Records from a data collection:

[start]

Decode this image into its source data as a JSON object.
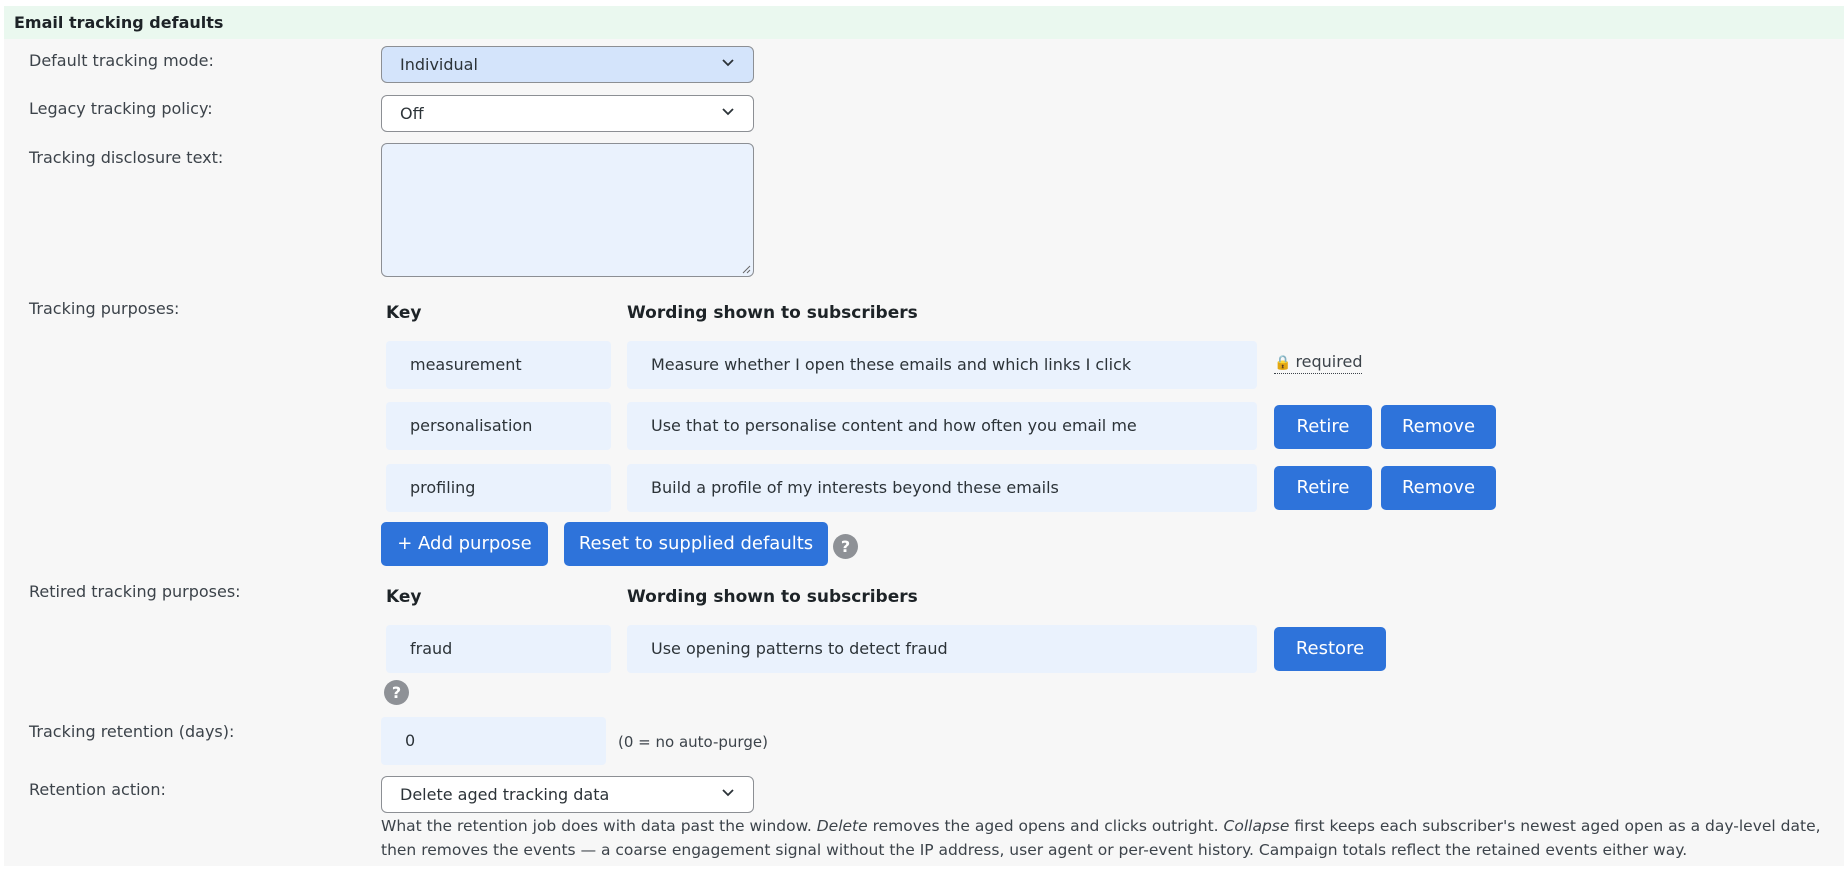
{
  "section": {
    "title": "Email tracking defaults"
  },
  "fields": {
    "tracking_mode": {
      "label": "Default tracking mode:",
      "value": "Individual"
    },
    "legacy_policy": {
      "label": "Legacy tracking policy:",
      "value": "Off"
    },
    "disclosure": {
      "label": "Tracking disclosure text:",
      "value": ""
    },
    "purposes_label": "Tracking purposes:",
    "retired_label": "Retired tracking purposes:",
    "retention_days": {
      "label": "Tracking retention (days):",
      "value": "0",
      "hint": "(0 = no auto-purge)"
    },
    "retention_action": {
      "label": "Retention action:",
      "value": "Delete aged tracking data"
    }
  },
  "purposes": {
    "headers": {
      "key": "Key",
      "wording": "Wording shown to subscribers"
    },
    "rows": [
      {
        "key": "measurement",
        "wording": "Measure whether I open these emails and which links I click",
        "status": "required",
        "status_icon": "lock-icon"
      },
      {
        "key": "personalisation",
        "wording": "Use that to personalise content and how often you email me"
      },
      {
        "key": "profiling",
        "wording": "Build a profile of my interests beyond these emails"
      }
    ],
    "retire_label": "Retire",
    "remove_label": "Remove",
    "add_label": "+ Add purpose",
    "reset_label": "Reset to supplied defaults",
    "help": "?"
  },
  "retired": {
    "headers": {
      "key": "Key",
      "wording": "Wording shown to subscribers"
    },
    "rows": [
      {
        "key": "fraud",
        "wording": "Use opening patterns to detect fraud"
      }
    ],
    "restore_label": "Restore",
    "help": "?"
  },
  "retention_description": {
    "p1": "What the retention job does with data past the window. ",
    "em1": "Delete",
    "p2": " removes the aged opens and clicks outright. ",
    "em2": "Collapse",
    "p3": " first keeps each subscriber's newest aged open as a day-level date, then removes the events — a coarse engagement signal without the IP address, user agent or per-event history. Campaign totals reflect the retained events either way."
  },
  "colors": {
    "accent": "#2e73da",
    "header_bg": "#eaf8ef",
    "field_bg": "#eaf2fd",
    "select_active_bg": "#d4e4fb"
  }
}
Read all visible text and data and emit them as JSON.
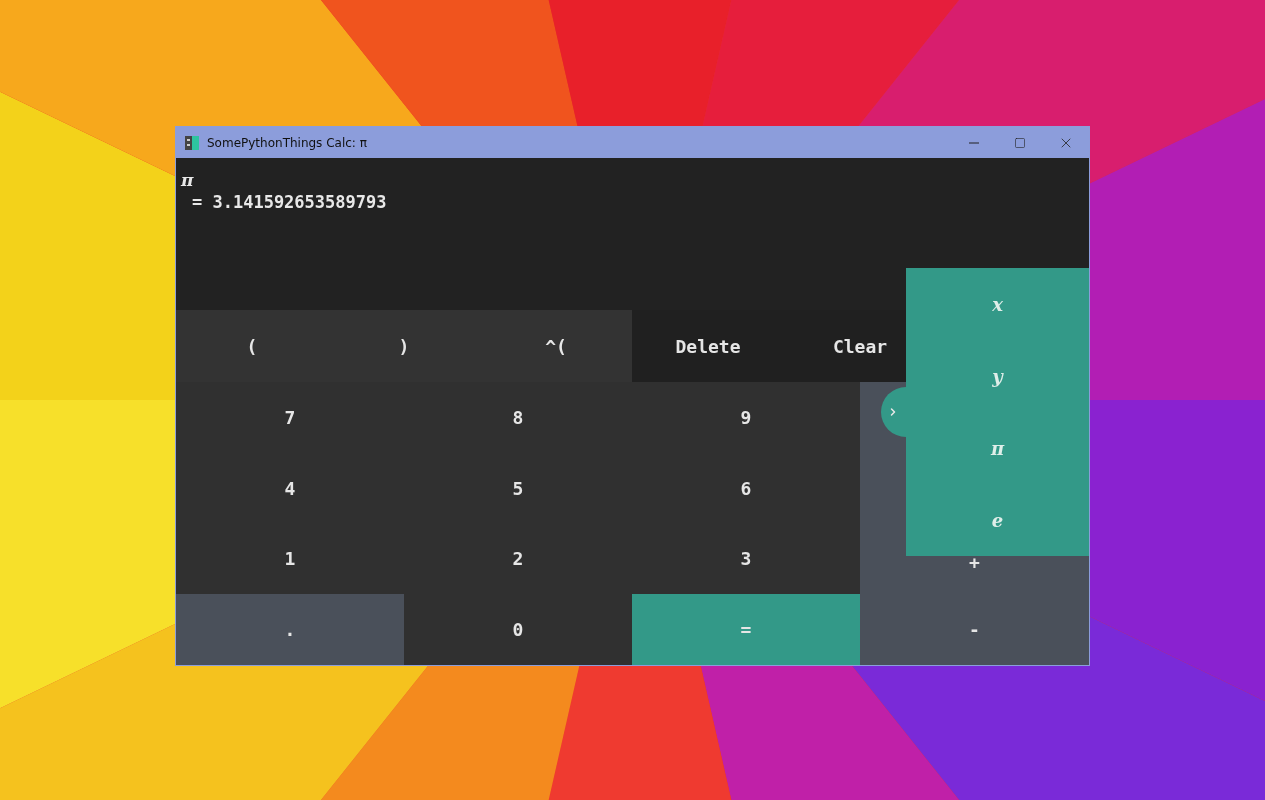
{
  "window": {
    "title": "SomePythonThings Calc: π"
  },
  "display": {
    "expression": "π",
    "result": "= 3.141592653589793"
  },
  "top_keys": [
    {
      "label": "(",
      "kind": "function"
    },
    {
      "label": ")",
      "kind": "function"
    },
    {
      "label": "^(",
      "kind": "function"
    },
    {
      "label": "Delete",
      "kind": "action"
    },
    {
      "label": "Clear",
      "kind": "action"
    }
  ],
  "keypad": [
    {
      "label": "7",
      "kind": "digit"
    },
    {
      "label": "8",
      "kind": "digit"
    },
    {
      "label": "9",
      "kind": "digit"
    },
    {
      "label": "4",
      "kind": "digit"
    },
    {
      "label": "5",
      "kind": "digit"
    },
    {
      "label": "6",
      "kind": "digit"
    },
    {
      "label": "1",
      "kind": "digit"
    },
    {
      "label": "2",
      "kind": "digit"
    },
    {
      "label": "3",
      "kind": "digit"
    },
    {
      "label": ".",
      "kind": "dot"
    },
    {
      "label": "0",
      "kind": "digit"
    },
    {
      "label": "=",
      "kind": "equals"
    }
  ],
  "operators": [
    "+",
    "-"
  ],
  "side_panel": {
    "expanded": true,
    "items": [
      "x",
      "y",
      "π",
      "e"
    ]
  }
}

[end]

:: Required task ::
Print the entries above exactly, taking out only the pictures.

:: Output below ::
Decode this image into its source data as a JSON object.
{
  "section": {
    "title": "Email tracking defaults"
  },
  "fields": {
    "tracking_mode": {
      "label": "Default tracking mode:",
      "value": "Individual"
    },
    "legacy_policy": {
      "label": "Legacy tracking policy:",
      "value": "Off"
    },
    "disclosure": {
      "label": "Tracking disclosure text:",
      "value": ""
    },
    "purposes_label": "Tracking purposes:",
    "retired_label": "Retired tracking purposes:",
    "retention_days": {
      "label": "Tracking retention (days):",
      "value": "0",
      "hint": "(0 = no auto-purge)"
    },
    "retention_action": {
      "label": "Retention action:",
      "value": "Delete aged tracking data"
    }
  },
  "purposes": {
    "headers": {
      "key": "Key",
      "wording": "Wording shown to subscribers"
    },
    "rows": [
      {
        "key": "measurement",
        "wording": "Measure whether I open these emails and which links I click",
        "status": "required",
        "status_icon": "lock-icon"
      },
      {
        "key": "personalisation",
        "wording": "Use that to personalise content and how often you email me"
      },
      {
        "key": "profiling",
        "wording": "Build a profile of my interests beyond these emails"
      }
    ],
    "retire_label": "Retire",
    "remove_label": "Remove",
    "add_label": "+ Add purpose",
    "reset_label": "Reset to supplied defaults",
    "help": "?"
  },
  "retired": {
    "headers": {
      "key": "Key",
      "wording": "Wording shown to subscribers"
    },
    "rows": [
      {
        "key": "fraud",
        "wording": "Use opening patterns to detect fraud"
      }
    ],
    "restore_label": "Restore",
    "help": "?"
  },
  "retention_description": {
    "p1": "What the retention job does with data past the window. ",
    "em1": "Delete",
    "p2": " removes the aged opens and clicks outright. ",
    "em2": "Collapse",
    "p3": " first keeps each subscriber's newest aged open as a day-level date, then removes the events — a coarse engagement signal without the IP address, user agent or per-event history. Campaign totals reflect the retained events either way."
  },
  "colors": {
    "accent": "#2e73da",
    "header_bg": "#eaf8ef",
    "field_bg": "#eaf2fd",
    "select_active_bg": "#d4e4fb"
  }
}
Read all visible text and data and emit them as JSON.
{
  "window": {
    "title": "SomePythonThings Calc: π"
  },
  "display": {
    "expression": "π",
    "result": "= 3.141592653589793"
  },
  "top_keys": [
    {
      "label": "(",
      "kind": "function"
    },
    {
      "label": ")",
      "kind": "function"
    },
    {
      "label": "^(",
      "kind": "function"
    },
    {
      "label": "Delete",
      "kind": "action"
    },
    {
      "label": "Clear",
      "kind": "action"
    }
  ],
  "keypad": [
    {
      "label": "7",
      "kind": "digit"
    },
    {
      "label": "8",
      "kind": "digit"
    },
    {
      "label": "9",
      "kind": "digit"
    },
    {
      "label": "4",
      "kind": "digit"
    },
    {
      "label": "5",
      "kind": "digit"
    },
    {
      "label": "6",
      "kind": "digit"
    },
    {
      "label": "1",
      "kind": "digit"
    },
    {
      "label": "2",
      "kind": "digit"
    },
    {
      "label": "3",
      "kind": "digit"
    },
    {
      "label": ".",
      "kind": "dot"
    },
    {
      "label": "0",
      "kind": "digit"
    },
    {
      "label": "=",
      "kind": "equals"
    }
  ],
  "operators": [
    "+",
    "-"
  ],
  "side_panel": {
    "expanded": true,
    "items": [
      "x",
      "y",
      "π",
      "e"
    ]
  }
}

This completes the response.